* **WHAT THE TASK REQUIRES**
Find each line containing the string "Files" and return it.

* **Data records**
----------------

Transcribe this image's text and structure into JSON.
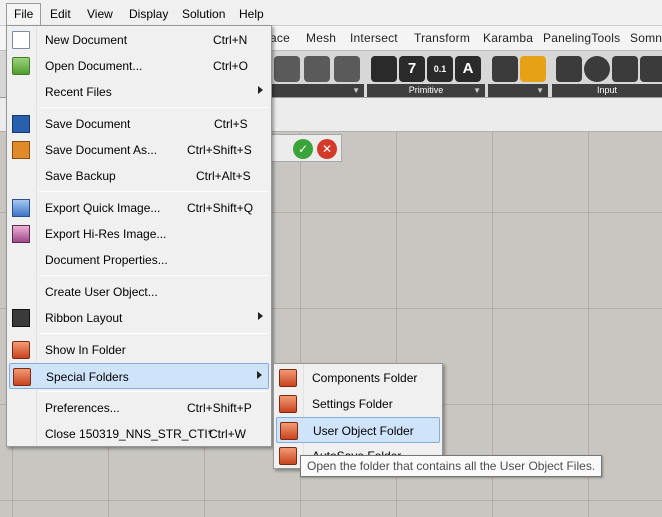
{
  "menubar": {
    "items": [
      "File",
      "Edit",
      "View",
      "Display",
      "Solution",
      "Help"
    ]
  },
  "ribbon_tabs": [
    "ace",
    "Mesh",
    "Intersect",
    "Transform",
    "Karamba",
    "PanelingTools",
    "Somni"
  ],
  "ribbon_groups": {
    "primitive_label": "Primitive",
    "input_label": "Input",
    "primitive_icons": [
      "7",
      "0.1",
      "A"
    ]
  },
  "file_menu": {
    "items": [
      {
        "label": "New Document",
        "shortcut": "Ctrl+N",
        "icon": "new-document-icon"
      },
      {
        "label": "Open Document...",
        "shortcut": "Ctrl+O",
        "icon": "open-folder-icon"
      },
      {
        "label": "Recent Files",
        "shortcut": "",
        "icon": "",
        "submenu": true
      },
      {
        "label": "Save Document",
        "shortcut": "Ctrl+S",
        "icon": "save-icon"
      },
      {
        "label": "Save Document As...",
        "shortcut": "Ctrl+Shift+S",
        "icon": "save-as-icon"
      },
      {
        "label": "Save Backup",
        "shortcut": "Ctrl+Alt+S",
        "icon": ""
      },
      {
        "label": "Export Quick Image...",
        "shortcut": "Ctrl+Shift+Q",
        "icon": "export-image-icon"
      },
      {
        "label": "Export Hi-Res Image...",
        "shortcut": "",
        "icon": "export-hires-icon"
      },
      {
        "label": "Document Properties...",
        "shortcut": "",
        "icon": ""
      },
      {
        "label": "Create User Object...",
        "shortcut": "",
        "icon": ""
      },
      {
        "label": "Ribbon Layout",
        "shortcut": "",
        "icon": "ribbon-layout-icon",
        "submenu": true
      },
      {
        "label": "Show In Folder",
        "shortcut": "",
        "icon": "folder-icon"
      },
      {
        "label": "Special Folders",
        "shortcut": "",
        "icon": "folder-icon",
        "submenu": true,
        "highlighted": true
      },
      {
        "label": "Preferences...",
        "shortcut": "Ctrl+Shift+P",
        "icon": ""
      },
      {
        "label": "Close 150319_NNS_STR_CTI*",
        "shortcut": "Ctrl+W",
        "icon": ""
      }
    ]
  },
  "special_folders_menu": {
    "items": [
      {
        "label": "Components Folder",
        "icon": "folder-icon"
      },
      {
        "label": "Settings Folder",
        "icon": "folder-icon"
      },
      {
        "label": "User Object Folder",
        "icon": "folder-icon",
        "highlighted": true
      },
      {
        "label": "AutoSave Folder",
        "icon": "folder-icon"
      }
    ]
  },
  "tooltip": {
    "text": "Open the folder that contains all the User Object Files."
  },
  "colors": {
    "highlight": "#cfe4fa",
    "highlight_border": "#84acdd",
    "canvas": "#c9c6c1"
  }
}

----------------

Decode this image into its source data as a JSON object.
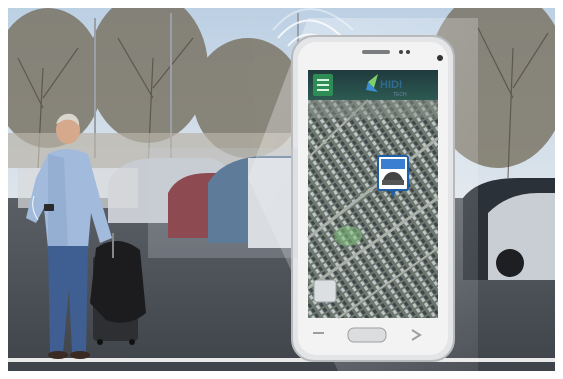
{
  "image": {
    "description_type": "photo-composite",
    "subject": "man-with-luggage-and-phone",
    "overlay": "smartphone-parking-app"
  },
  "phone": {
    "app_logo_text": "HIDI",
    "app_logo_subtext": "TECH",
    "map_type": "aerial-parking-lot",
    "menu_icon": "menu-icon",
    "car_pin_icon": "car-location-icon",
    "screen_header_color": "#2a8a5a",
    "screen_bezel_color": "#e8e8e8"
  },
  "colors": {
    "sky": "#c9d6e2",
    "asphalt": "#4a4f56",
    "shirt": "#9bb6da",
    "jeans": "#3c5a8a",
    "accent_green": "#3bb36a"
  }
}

----------------

* **REPLY TO THE EXERCISE**
        "label": "Recent Files",
    "text": "Open the folder that contains all the User Object Files."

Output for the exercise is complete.